• [Data to process]:
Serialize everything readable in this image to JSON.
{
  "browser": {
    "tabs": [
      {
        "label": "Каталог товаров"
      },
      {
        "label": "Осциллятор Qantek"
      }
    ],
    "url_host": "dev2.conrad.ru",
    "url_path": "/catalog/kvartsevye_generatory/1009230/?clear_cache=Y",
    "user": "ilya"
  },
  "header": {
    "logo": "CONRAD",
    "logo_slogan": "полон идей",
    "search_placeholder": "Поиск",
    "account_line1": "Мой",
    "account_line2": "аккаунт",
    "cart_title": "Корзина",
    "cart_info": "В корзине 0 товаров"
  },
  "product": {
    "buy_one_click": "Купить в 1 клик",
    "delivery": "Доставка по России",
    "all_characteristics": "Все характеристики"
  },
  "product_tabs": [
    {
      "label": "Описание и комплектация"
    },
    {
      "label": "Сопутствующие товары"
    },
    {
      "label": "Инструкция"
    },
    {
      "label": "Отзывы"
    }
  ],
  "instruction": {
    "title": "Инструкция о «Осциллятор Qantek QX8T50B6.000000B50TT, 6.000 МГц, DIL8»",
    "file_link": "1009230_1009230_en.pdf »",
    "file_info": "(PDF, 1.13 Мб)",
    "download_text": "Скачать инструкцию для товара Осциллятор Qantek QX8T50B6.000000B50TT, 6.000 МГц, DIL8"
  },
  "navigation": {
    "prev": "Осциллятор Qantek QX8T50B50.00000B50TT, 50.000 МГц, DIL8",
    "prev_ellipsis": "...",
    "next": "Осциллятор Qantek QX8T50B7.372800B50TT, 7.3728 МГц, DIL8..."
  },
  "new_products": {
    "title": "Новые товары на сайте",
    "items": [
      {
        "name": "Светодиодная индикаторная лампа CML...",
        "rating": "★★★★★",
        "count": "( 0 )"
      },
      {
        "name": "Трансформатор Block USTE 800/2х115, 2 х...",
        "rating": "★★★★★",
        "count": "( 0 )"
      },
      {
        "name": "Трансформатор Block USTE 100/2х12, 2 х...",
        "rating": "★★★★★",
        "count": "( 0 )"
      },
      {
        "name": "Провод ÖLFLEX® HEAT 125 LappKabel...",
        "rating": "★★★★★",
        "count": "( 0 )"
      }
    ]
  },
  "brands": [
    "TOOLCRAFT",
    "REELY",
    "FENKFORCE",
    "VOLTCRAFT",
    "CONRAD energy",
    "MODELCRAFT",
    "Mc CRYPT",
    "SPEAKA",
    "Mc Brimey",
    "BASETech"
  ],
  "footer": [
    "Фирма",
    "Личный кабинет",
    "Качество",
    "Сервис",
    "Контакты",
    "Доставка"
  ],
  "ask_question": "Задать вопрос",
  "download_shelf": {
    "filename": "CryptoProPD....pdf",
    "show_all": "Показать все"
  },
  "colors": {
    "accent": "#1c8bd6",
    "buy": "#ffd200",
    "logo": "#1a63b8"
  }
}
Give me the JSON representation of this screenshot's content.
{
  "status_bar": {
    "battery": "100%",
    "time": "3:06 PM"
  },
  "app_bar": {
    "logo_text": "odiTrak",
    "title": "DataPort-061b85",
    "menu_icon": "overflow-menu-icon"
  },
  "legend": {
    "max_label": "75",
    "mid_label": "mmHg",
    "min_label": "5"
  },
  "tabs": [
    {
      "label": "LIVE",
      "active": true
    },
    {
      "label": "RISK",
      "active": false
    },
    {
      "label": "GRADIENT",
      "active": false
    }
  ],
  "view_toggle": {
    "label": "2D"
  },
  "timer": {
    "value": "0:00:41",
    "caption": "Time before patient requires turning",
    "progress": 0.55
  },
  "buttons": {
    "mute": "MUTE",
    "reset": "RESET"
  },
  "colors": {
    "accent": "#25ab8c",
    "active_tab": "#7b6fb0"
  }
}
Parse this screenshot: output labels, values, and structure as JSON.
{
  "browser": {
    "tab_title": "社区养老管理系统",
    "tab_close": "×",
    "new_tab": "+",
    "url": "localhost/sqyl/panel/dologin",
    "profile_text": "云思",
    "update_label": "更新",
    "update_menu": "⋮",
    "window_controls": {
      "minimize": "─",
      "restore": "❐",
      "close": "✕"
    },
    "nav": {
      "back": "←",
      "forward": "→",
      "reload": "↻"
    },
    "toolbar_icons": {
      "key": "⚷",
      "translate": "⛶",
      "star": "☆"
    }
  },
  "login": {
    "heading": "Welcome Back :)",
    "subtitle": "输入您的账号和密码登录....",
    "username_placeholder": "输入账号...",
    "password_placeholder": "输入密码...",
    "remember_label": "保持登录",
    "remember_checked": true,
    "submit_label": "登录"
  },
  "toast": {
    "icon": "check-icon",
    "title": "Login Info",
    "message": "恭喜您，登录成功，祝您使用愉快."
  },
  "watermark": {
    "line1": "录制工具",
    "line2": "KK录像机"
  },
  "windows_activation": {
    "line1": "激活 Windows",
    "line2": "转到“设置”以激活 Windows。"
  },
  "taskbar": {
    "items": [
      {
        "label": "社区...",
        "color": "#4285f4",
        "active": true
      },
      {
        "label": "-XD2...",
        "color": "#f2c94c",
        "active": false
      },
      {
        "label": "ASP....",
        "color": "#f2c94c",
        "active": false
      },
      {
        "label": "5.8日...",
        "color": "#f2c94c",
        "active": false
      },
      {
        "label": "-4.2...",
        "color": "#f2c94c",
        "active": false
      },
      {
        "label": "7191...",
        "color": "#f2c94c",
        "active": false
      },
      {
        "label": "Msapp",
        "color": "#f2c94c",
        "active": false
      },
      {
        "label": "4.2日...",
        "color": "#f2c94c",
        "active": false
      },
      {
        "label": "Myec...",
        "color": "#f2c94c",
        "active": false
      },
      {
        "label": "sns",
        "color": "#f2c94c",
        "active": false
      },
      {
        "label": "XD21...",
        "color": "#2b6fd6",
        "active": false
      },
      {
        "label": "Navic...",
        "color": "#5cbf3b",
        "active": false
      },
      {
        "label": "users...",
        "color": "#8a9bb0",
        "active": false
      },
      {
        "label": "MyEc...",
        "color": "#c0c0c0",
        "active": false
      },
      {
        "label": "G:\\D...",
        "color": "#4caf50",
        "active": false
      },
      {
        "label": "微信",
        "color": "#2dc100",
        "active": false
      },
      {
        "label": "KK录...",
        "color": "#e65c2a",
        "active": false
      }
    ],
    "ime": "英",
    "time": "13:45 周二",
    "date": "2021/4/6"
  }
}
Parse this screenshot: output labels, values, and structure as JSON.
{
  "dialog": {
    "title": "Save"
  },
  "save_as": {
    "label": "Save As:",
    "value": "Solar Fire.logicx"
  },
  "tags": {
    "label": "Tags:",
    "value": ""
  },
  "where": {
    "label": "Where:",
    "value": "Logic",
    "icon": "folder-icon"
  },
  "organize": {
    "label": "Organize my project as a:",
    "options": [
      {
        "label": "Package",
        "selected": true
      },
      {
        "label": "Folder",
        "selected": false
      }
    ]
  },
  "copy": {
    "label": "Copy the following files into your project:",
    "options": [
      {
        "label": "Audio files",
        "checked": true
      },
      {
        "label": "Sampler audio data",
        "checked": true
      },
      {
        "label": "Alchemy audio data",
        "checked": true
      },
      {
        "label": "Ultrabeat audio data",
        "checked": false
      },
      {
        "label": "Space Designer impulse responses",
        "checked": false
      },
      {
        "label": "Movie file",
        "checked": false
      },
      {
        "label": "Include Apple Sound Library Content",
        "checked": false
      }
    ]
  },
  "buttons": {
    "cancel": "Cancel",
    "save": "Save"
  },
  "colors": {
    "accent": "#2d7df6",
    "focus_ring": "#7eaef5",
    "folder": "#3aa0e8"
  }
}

• [Your goal]: Extract, from the material above, each line holding the word "Инструкция".

• [Result of this task]:
      "label": "Инструкция"
    "title": "Инструкция о «Осциллятор Qantek QX8T50B6.000000B50TT, 6.000 МГц, DIL8»",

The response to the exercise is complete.